-- Start SUPPLIED DATA --

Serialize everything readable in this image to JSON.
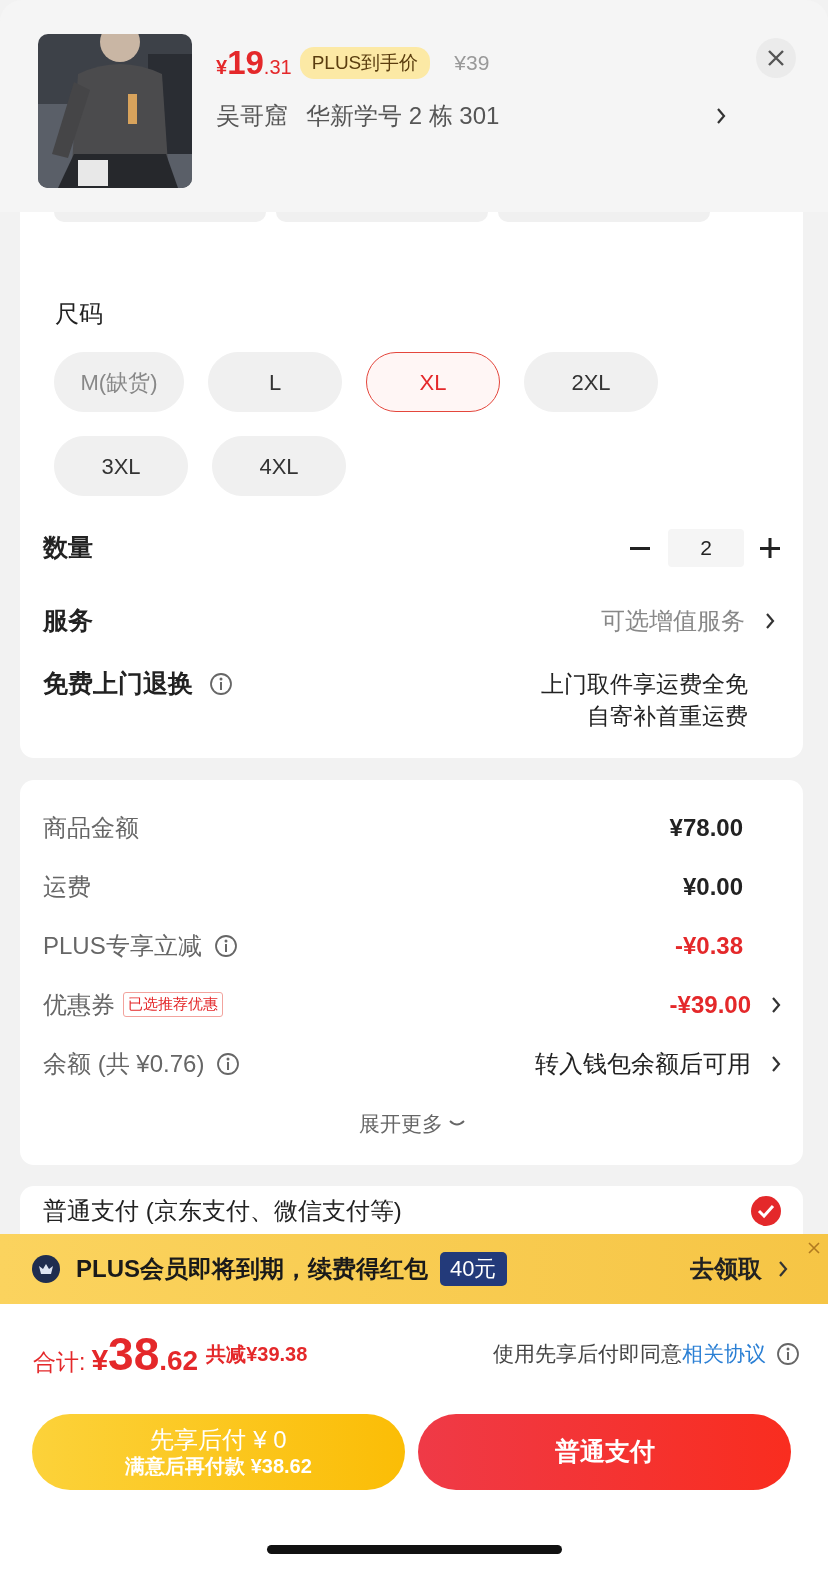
{
  "product": {
    "currency": "¥",
    "price_int": "19",
    "price_dec": ".31",
    "plus_tag": "PLUS到手价",
    "original_price": "¥39",
    "recipient": "吴哥窟",
    "address": "华新学号 2 栋 301"
  },
  "size": {
    "label": "尺码",
    "options": [
      {
        "label": "M(缺货)",
        "disabled": true,
        "selected": false
      },
      {
        "label": "L",
        "disabled": false,
        "selected": false
      },
      {
        "label": "XL",
        "disabled": false,
        "selected": true
      },
      {
        "label": "2XL",
        "disabled": false,
        "selected": false
      },
      {
        "label": "3XL",
        "disabled": false,
        "selected": false
      },
      {
        "label": "4XL",
        "disabled": false,
        "selected": false
      }
    ]
  },
  "quantity": {
    "label": "数量",
    "value": "2"
  },
  "service": {
    "label": "服务",
    "value": "可选增值服务"
  },
  "free_return": {
    "label": "免费上门退换",
    "lines": [
      "上门取件享运费全免",
      "自寄补首重运费"
    ]
  },
  "summary": {
    "rows": [
      {
        "label": "商品金额",
        "value": "¥78.00",
        "kind": "plain",
        "info": false,
        "chevron": false
      },
      {
        "label": "运费",
        "value": "¥0.00",
        "kind": "plain",
        "info": false,
        "chevron": false
      },
      {
        "label": "PLUS专享立减",
        "value": "-¥0.38",
        "kind": "discount",
        "info": true,
        "chevron": false
      },
      {
        "label": "优惠券",
        "tag": "已选推荐优惠",
        "value": "-¥39.00",
        "kind": "discount",
        "info": false,
        "chevron": true
      },
      {
        "label": "余额 (共 ¥0.76)",
        "value": "转入钱包余额后可用",
        "kind": "note",
        "info": true,
        "chevron": true
      }
    ],
    "expand": "展开更多"
  },
  "payment": {
    "label": "普通支付 (京东支付、微信支付等)",
    "selected": true
  },
  "banner": {
    "text": "PLUS会员即将到期，续费得红包",
    "badge": "40元",
    "action": "去领取"
  },
  "footer": {
    "total_label": "合计:",
    "currency": "¥",
    "total_int": "38",
    "total_dec": ".62",
    "saved": "共减¥39.38",
    "agree": "使用先享后付即同意",
    "agree_link": "相关协议",
    "bnpl_title": "先享后付 ¥ 0",
    "bnpl_sub": "满意后再付款 ¥38.62",
    "pay": "普通支付"
  }
}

-- End SUPPLIED DATA --

STATED EXERCISE – Retype every entry verbatim and exclude the pictures from the copy.

SOLUTION TO THIS TASK –
Serialize everything readable in this image to JSON.
{
  "product": {
    "currency": "¥",
    "price_int": "19",
    "price_dec": ".31",
    "plus_tag": "PLUS到手价",
    "original_price": "¥39",
    "recipient": "吴哥窟",
    "address": "华新学号 2 栋 301"
  },
  "size": {
    "label": "尺码",
    "options": [
      {
        "label": "M(缺货)",
        "disabled": true,
        "selected": false
      },
      {
        "label": "L",
        "disabled": false,
        "selected": false
      },
      {
        "label": "XL",
        "disabled": false,
        "selected": true
      },
      {
        "label": "2XL",
        "disabled": false,
        "selected": false
      },
      {
        "label": "3XL",
        "disabled": false,
        "selected": false
      },
      {
        "label": "4XL",
        "disabled": false,
        "selected": false
      }
    ]
  },
  "quantity": {
    "label": "数量",
    "value": "2"
  },
  "service": {
    "label": "服务",
    "value": "可选增值服务"
  },
  "free_return": {
    "label": "免费上门退换",
    "lines": [
      "上门取件享运费全免",
      "自寄补首重运费"
    ]
  },
  "summary": {
    "rows": [
      {
        "label": "商品金额",
        "value": "¥78.00",
        "kind": "plain",
        "info": false,
        "chevron": false
      },
      {
        "label": "运费",
        "value": "¥0.00",
        "kind": "plain",
        "info": false,
        "chevron": false
      },
      {
        "label": "PLUS专享立减",
        "value": "-¥0.38",
        "kind": "discount",
        "info": true,
        "chevron": false
      },
      {
        "label": "优惠券",
        "tag": "已选推荐优惠",
        "value": "-¥39.00",
        "kind": "discount",
        "info": false,
        "chevron": true
      },
      {
        "label": "余额 (共 ¥0.76)",
        "value": "转入钱包余额后可用",
        "kind": "note",
        "info": true,
        "chevron": true
      }
    ],
    "expand": "展开更多"
  },
  "payment": {
    "label": "普通支付 (京东支付、微信支付等)",
    "selected": true
  },
  "banner": {
    "text": "PLUS会员即将到期，续费得红包",
    "badge": "40元",
    "action": "去领取"
  },
  "footer": {
    "total_label": "合计:",
    "currency": "¥",
    "total_int": "38",
    "total_dec": ".62",
    "saved": "共减¥39.38",
    "agree": "使用先享后付即同意",
    "agree_link": "相关协议",
    "bnpl_title": "先享后付 ¥ 0",
    "bnpl_sub": "满意后再付款 ¥38.62",
    "pay": "普通支付"
  }
}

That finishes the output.